Only lines holding the word "here" should be copied from the material.

● DATA TO PROCESS
──────
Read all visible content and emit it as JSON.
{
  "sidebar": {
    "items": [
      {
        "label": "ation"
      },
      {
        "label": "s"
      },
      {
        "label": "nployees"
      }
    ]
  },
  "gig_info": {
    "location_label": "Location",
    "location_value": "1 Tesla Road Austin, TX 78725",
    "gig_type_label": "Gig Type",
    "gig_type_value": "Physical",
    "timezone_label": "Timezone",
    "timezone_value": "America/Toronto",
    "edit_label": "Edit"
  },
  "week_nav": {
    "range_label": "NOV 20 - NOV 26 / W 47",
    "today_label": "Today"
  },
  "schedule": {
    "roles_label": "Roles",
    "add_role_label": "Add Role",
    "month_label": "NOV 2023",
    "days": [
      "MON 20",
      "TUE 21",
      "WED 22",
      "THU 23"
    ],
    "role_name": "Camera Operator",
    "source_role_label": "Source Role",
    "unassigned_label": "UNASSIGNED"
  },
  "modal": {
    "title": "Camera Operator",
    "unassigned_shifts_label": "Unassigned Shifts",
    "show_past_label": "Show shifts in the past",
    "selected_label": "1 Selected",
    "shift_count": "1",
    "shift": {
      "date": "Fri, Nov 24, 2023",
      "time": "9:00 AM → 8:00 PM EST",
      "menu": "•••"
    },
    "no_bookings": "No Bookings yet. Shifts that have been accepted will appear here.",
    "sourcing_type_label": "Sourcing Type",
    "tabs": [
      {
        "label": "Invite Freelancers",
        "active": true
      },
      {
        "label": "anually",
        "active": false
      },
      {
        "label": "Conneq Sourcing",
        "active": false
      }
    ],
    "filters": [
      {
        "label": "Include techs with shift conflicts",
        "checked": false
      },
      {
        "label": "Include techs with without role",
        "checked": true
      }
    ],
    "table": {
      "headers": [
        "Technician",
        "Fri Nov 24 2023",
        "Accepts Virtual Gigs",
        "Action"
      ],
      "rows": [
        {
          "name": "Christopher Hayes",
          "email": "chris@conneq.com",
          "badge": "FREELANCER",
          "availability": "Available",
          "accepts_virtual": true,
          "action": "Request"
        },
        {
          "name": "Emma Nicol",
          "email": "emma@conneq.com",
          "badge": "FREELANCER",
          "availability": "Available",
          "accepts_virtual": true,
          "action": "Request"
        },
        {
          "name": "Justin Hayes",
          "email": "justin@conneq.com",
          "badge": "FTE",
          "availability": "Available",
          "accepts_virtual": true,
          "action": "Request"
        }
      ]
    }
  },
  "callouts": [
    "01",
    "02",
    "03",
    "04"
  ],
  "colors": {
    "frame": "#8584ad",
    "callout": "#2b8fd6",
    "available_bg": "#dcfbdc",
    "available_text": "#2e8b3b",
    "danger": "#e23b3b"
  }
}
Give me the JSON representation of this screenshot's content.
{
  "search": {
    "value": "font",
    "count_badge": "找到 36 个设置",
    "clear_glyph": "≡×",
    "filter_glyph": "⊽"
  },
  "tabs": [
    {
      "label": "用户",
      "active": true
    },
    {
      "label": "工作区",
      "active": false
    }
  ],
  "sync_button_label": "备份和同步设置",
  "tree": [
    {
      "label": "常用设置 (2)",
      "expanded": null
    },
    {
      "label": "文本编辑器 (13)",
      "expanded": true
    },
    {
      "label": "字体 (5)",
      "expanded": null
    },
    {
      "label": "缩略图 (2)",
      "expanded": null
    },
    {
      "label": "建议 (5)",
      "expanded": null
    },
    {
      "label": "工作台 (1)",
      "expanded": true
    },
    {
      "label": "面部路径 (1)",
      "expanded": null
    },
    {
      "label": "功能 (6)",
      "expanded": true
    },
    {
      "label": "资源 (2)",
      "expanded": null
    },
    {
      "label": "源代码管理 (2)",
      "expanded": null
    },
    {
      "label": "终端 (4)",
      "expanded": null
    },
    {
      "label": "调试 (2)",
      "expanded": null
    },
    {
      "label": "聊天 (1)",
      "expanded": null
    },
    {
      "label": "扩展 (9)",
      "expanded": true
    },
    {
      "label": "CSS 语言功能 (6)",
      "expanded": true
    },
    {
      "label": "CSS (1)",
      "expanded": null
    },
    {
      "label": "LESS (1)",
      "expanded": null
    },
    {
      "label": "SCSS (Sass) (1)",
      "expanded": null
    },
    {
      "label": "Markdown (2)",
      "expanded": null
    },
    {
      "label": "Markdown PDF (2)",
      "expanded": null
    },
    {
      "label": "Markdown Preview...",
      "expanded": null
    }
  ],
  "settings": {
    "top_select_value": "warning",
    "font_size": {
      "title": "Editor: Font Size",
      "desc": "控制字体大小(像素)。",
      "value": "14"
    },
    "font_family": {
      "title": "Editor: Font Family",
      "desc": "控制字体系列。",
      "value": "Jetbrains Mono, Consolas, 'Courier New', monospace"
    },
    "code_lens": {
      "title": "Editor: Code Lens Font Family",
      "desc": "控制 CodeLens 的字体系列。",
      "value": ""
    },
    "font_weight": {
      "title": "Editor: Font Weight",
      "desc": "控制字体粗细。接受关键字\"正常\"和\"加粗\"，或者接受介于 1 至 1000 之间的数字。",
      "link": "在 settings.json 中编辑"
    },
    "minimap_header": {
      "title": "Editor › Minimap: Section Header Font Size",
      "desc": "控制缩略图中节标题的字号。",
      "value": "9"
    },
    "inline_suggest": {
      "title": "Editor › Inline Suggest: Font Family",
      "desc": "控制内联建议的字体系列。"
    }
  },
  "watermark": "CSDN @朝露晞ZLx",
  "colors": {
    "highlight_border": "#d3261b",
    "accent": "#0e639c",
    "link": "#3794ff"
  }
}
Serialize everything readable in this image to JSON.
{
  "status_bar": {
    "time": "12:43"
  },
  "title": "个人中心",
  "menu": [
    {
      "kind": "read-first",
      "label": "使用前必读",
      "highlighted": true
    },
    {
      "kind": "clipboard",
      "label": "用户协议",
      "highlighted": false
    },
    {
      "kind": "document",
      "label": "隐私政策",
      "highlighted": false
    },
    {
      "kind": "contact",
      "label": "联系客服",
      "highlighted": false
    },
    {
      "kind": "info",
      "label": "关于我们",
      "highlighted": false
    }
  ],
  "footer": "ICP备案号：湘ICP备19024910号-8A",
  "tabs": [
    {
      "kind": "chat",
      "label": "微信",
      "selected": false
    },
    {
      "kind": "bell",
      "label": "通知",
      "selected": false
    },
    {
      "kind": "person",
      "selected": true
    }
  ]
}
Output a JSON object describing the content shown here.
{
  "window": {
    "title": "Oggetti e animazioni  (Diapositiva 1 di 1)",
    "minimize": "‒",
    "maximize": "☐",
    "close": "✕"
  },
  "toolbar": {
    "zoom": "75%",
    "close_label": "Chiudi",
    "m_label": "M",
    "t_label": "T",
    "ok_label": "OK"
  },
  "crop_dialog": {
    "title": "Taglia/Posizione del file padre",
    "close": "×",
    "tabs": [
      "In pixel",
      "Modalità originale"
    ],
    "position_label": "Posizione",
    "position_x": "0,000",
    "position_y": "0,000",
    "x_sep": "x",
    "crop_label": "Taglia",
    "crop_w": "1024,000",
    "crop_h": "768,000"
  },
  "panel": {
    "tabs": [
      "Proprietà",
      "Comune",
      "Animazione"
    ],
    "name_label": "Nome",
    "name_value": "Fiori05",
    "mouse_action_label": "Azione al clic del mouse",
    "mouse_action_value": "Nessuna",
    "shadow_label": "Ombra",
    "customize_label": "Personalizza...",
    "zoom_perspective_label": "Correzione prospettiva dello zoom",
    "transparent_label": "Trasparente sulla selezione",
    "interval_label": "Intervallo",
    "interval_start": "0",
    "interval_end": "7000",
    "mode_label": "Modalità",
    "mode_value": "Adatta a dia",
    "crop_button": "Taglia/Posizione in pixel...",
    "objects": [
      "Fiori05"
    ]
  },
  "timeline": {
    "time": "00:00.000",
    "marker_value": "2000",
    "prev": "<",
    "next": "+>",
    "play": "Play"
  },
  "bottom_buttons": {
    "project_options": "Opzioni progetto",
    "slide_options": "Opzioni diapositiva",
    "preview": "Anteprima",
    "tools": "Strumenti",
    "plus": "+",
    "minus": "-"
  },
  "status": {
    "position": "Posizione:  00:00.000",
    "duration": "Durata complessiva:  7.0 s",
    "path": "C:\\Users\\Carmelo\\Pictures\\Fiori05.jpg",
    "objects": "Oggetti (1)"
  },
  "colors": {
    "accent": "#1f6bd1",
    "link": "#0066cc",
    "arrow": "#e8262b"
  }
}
──────
● COMPLETE RESPONSE
    "no_bookings": "No Bookings yet. Shifts that have been accepted will appear here.",
Output a JSON object describing the content shown here.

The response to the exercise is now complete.